▸ TO DO
Turn the lines running from the one containing "address-dropdown-icon[interactable]: ▼ [996, 184, 1003, 194]" through the one containing "nav-downloads[interactable]: Downloads [315, 286, 466, 307]", both included, into a numbered list, leaving out any blank lines.

▸ THE RECORDS
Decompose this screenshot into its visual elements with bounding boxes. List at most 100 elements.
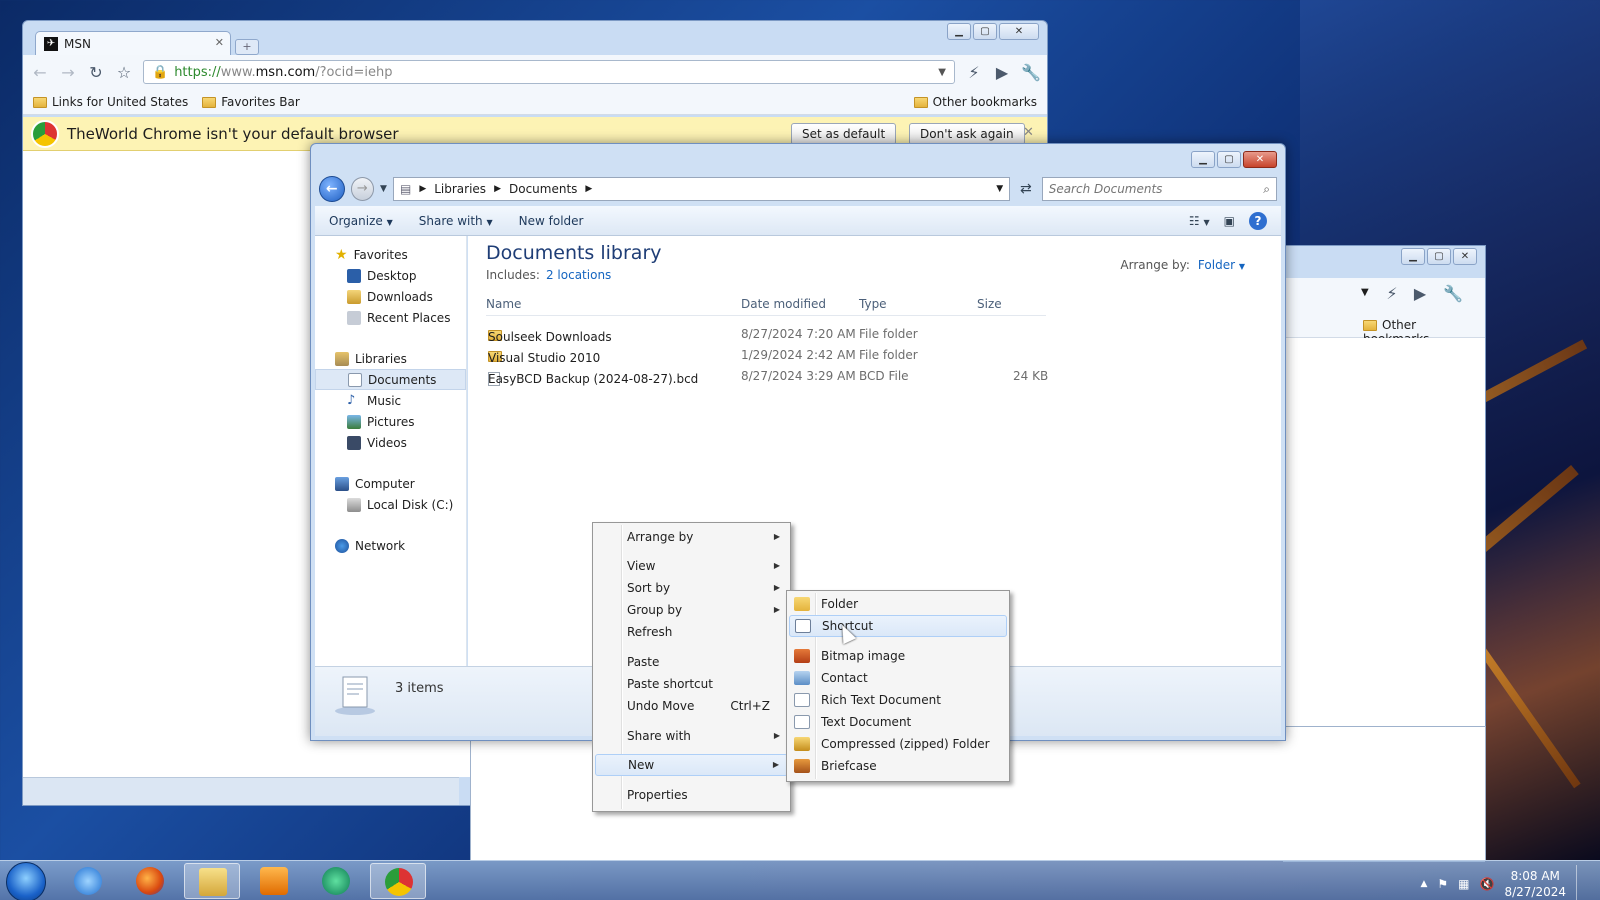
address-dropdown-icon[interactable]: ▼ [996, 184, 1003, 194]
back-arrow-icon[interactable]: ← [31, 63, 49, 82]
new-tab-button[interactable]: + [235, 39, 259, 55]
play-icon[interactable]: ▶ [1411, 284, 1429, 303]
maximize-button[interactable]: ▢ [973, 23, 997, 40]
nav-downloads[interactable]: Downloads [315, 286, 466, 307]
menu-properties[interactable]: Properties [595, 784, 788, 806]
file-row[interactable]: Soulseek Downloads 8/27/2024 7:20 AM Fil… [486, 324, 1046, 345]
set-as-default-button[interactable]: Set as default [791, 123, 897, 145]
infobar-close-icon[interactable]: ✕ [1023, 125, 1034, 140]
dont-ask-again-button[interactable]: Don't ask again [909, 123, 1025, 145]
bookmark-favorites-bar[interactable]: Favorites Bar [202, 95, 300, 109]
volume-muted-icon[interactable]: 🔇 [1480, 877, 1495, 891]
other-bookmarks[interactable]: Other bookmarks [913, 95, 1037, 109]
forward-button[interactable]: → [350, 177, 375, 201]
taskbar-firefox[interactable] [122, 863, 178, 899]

▸ SOLUTION BELOW
1. address-dropdown-icon[interactable]: ▼ [996, 184, 1003, 194]
2. back-arrow-icon[interactable]: ← [31, 63, 49, 82]
3. new-tab-button[interactable]: + [235, 39, 259, 55]
4. play-icon[interactable]: ▶ [1411, 284, 1429, 303]
5. maximize-button[interactable]: ▢ [973, 23, 997, 40]
6. nav-downloads[interactable]: Downloads [315, 286, 466, 307]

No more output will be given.